Collection entries:
*****
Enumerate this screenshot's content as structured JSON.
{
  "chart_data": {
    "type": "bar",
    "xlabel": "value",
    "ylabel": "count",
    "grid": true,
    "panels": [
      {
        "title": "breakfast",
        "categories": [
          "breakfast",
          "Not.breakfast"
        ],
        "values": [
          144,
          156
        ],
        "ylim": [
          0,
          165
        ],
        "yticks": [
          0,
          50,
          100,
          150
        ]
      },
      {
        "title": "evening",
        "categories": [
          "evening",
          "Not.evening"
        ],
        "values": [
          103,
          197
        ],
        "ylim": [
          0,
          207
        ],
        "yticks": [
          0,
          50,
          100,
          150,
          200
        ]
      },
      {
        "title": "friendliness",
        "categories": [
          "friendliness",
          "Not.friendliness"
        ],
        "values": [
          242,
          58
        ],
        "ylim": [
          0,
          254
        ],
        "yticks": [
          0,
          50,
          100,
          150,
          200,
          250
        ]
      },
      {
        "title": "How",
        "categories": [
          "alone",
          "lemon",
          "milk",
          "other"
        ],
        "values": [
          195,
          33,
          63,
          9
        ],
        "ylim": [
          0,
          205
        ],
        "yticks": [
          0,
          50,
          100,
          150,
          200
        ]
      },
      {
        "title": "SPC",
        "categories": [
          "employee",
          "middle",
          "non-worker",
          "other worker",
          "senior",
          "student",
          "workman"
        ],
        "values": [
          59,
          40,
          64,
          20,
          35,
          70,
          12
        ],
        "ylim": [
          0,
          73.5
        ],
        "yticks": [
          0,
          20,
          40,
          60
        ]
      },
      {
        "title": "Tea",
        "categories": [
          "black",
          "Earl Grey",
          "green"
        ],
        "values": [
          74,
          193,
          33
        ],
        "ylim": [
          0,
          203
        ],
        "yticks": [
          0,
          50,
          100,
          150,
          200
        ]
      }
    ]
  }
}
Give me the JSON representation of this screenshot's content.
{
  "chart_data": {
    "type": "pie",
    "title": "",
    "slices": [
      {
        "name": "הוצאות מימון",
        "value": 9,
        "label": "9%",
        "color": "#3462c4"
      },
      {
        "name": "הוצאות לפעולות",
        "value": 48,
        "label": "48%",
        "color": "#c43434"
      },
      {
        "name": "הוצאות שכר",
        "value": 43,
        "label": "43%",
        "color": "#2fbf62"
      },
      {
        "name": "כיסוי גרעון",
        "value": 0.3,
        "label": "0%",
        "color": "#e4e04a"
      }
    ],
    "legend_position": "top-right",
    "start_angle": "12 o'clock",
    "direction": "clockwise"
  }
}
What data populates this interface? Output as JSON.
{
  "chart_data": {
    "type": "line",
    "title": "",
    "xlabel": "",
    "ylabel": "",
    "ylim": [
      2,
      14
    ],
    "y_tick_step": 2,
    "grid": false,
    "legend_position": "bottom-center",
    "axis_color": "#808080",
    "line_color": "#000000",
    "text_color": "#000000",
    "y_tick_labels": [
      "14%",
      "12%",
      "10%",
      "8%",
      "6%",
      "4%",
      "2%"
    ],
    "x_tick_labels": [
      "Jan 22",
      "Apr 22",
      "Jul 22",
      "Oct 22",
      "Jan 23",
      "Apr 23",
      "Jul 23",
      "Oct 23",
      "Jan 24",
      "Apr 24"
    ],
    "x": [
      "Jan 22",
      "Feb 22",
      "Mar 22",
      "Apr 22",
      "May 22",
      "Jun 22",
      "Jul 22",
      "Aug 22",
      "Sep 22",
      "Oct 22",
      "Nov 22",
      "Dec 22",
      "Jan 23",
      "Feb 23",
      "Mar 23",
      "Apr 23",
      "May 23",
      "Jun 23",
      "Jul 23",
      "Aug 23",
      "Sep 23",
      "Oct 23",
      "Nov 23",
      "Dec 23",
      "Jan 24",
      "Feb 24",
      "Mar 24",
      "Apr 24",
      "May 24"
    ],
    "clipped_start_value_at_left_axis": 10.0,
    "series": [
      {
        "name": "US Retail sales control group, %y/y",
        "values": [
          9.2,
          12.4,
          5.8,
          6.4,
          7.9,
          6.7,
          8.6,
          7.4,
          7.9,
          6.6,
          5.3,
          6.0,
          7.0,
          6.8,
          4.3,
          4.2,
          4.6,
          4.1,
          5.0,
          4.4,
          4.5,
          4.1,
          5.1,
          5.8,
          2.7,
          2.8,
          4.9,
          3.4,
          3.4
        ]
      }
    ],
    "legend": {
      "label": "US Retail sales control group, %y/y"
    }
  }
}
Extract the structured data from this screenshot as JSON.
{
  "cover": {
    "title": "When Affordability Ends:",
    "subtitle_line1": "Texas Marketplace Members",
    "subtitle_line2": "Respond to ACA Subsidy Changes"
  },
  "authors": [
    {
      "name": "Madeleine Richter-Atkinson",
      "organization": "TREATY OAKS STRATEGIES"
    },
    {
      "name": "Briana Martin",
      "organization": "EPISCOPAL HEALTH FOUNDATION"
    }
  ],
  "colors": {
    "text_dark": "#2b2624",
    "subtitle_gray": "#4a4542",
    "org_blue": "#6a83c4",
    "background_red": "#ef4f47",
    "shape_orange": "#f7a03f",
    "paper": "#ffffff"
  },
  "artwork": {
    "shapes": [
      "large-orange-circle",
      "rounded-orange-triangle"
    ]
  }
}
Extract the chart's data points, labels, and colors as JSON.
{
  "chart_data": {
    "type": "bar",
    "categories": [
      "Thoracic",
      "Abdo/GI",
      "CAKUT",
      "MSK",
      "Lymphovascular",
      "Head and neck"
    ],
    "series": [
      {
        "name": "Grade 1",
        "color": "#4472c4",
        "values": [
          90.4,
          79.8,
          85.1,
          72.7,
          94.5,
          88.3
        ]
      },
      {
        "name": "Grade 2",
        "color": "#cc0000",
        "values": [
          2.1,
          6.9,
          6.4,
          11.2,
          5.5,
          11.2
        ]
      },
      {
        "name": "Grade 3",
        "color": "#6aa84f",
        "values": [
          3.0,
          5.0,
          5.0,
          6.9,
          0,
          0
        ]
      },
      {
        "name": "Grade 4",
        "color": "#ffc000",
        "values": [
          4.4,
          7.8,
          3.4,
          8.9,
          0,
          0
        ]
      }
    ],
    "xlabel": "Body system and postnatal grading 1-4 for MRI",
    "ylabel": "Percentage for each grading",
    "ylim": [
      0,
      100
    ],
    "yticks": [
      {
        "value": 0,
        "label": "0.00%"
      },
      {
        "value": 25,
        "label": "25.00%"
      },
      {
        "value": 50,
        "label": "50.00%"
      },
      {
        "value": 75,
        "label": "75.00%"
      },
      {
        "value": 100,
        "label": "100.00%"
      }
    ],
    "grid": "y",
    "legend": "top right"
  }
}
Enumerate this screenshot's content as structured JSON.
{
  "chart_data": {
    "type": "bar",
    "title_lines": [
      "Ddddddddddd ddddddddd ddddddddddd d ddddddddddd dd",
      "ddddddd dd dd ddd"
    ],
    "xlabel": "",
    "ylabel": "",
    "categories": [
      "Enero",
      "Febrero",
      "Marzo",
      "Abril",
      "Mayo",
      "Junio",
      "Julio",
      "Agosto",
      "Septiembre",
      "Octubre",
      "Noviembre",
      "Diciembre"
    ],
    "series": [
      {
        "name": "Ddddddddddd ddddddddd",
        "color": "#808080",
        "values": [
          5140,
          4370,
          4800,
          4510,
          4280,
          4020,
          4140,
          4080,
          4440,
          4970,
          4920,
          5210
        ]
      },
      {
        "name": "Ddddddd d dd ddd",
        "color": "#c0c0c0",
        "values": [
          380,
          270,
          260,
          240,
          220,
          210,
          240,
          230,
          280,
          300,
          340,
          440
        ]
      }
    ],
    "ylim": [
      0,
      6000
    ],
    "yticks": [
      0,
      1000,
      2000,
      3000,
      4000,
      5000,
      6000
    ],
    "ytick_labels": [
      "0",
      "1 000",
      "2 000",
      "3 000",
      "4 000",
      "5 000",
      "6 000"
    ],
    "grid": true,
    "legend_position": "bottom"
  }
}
*****
» **Work required**: Gather from the data above every line with the string "colors".

» **Result**:
  "colors": {
Extract the chart's data points, labels, and colors as JSON.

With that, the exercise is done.